Write the data out again exactly, dropping any images it holds.

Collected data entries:
§ §
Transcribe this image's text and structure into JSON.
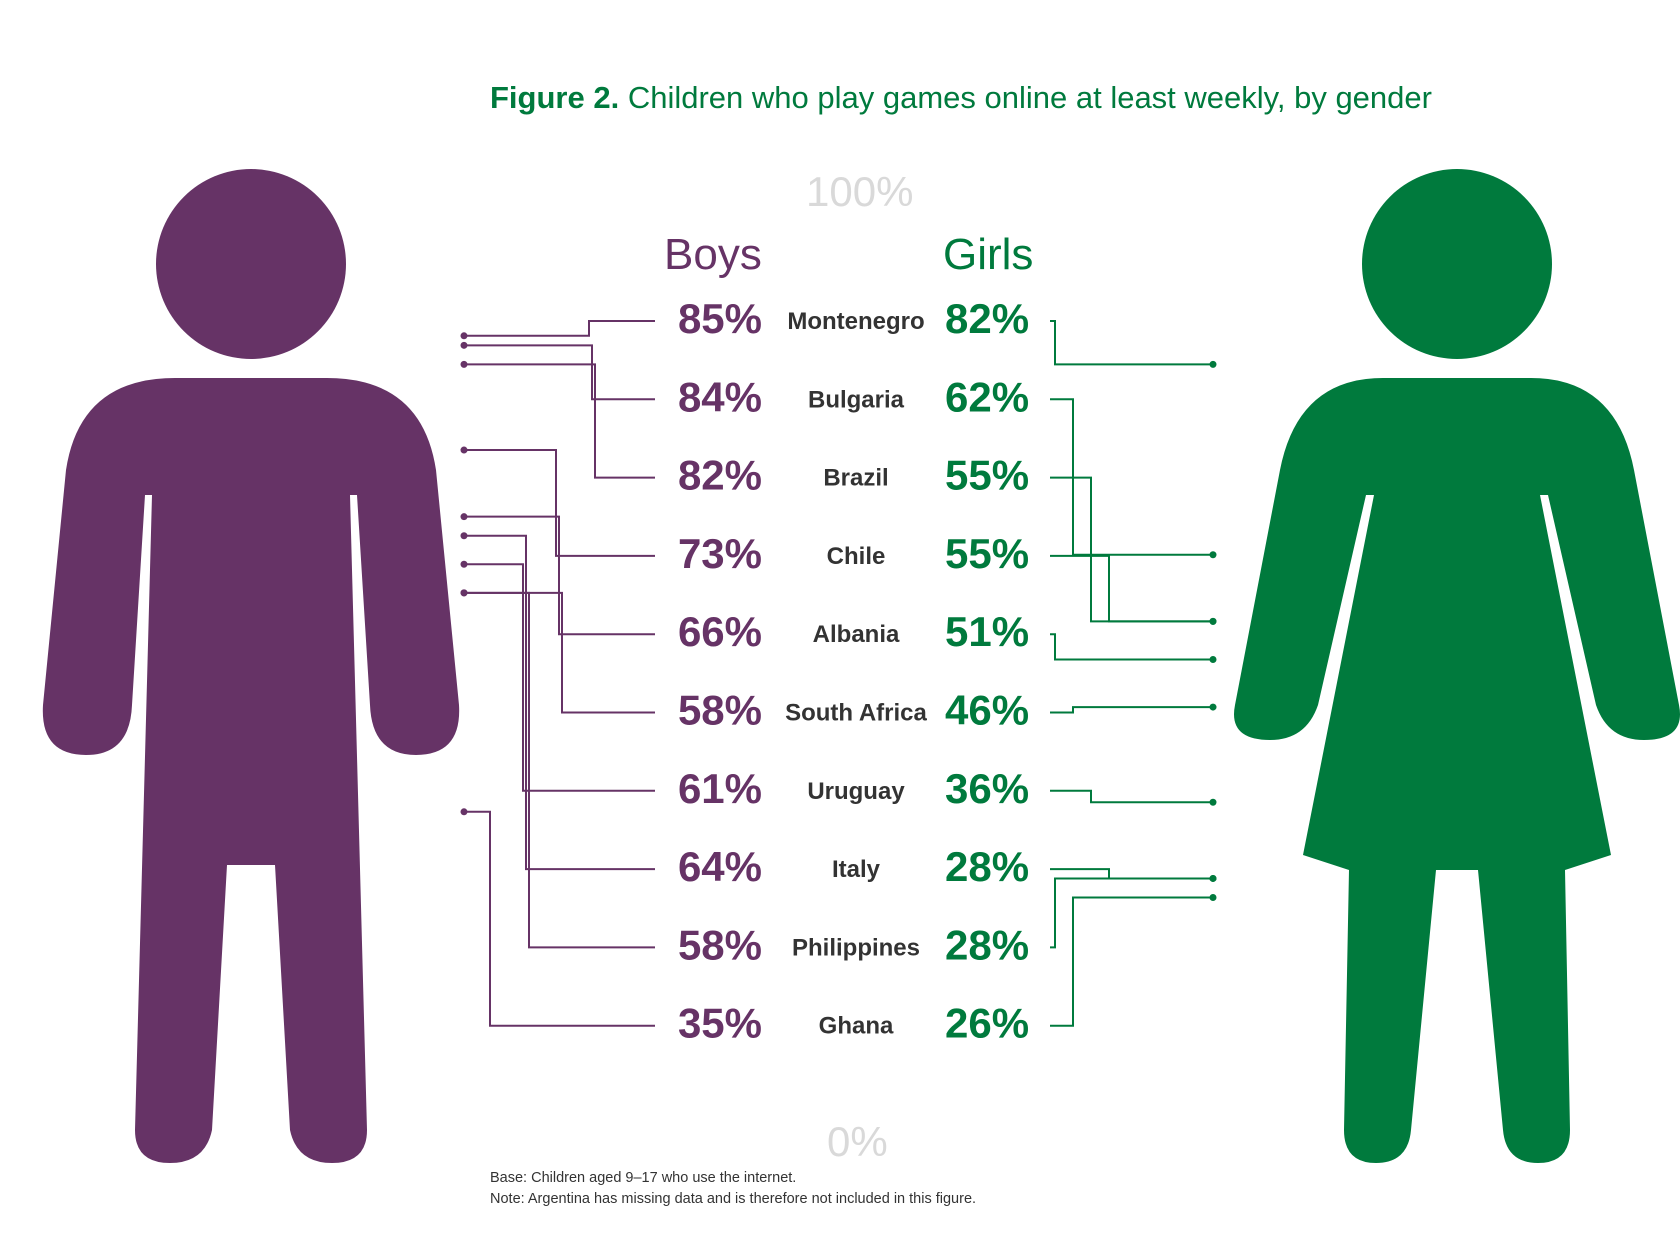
{
  "title": {
    "prefix": "Figure 2.",
    "text": " Children who play games online at least weekly, by gender"
  },
  "scale": {
    "top_label": "100%",
    "bottom_label": "0%",
    "range": [
      0,
      100
    ]
  },
  "colors": {
    "boys": "#663366",
    "girls": "#007a3d",
    "country_text": "#333333",
    "scale_text": "#d9d9d9"
  },
  "icons": {
    "boys": "male-figure-icon",
    "girls": "female-figure-icon"
  },
  "chart_data": {
    "type": "dot",
    "title": "Figure 2. Children who play games online at least weekly, by gender",
    "ylim": [
      0,
      100
    ],
    "categories": [
      "Montenegro",
      "Bulgaria",
      "Brazil",
      "Chile",
      "Albania",
      "South Africa",
      "Uruguay",
      "Italy",
      "Philippines",
      "Ghana"
    ],
    "series": [
      {
        "name": "Boys",
        "labels": [
          "85%",
          "84%",
          "82%",
          "73%",
          "66%",
          "58%",
          "61%",
          "64%",
          "58%",
          "35%"
        ],
        "values": [
          85,
          84,
          82,
          73,
          66,
          58,
          61,
          64,
          58,
          35
        ]
      },
      {
        "name": "Girls",
        "labels": [
          "82%",
          "62%",
          "55%",
          "55%",
          "51%",
          "46%",
          "36%",
          "28%",
          "28%",
          "26%"
        ],
        "values": [
          82,
          62,
          55,
          55,
          51,
          46,
          36,
          28,
          28,
          26
        ]
      }
    ]
  },
  "notes": {
    "base": "Base: Children aged 9–17 who use the internet.",
    "note": "Note: Argentina has missing data and is therefore not included in this figure."
  }
}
§ §
* In response:
Transcribe this image's text and structure into JSON.
{
  "title": {
    "prefix": "Figure 2.",
    "text": " Children who play games online at least weekly, by gender"
  },
  "scale": {
    "top_label": "100%",
    "bottom_label": "0%",
    "range": [
      0,
      100
    ]
  },
  "colors": {
    "boys": "#663366",
    "girls": "#007a3d",
    "country_text": "#333333",
    "scale_text": "#d9d9d9"
  },
  "icons": {
    "boys": "male-figure-icon",
    "girls": "female-figure-icon"
  },
  "chart_data": {
    "type": "dot",
    "title": "Figure 2. Children who play games online at least weekly, by gender",
    "ylim": [
      0,
      100
    ],
    "categories": [
      "Montenegro",
      "Bulgaria",
      "Brazil",
      "Chile",
      "Albania",
      "South Africa",
      "Uruguay",
      "Italy",
      "Philippines",
      "Ghana"
    ],
    "series": [
      {
        "name": "Boys",
        "labels": [
          "85%",
          "84%",
          "82%",
          "73%",
          "66%",
          "58%",
          "61%",
          "64%",
          "58%",
          "35%"
        ],
        "values": [
          85,
          84,
          82,
          73,
          66,
          58,
          61,
          64,
          58,
          35
        ]
      },
      {
        "name": "Girls",
        "labels": [
          "82%",
          "62%",
          "55%",
          "55%",
          "51%",
          "46%",
          "36%",
          "28%",
          "28%",
          "26%"
        ],
        "values": [
          82,
          62,
          55,
          55,
          51,
          46,
          36,
          28,
          28,
          26
        ]
      }
    ]
  },
  "notes": {
    "base": "Base: Children aged 9–17 who use the internet.",
    "note": "Note: Argentina has missing data and is therefore not included in this figure."
  }
}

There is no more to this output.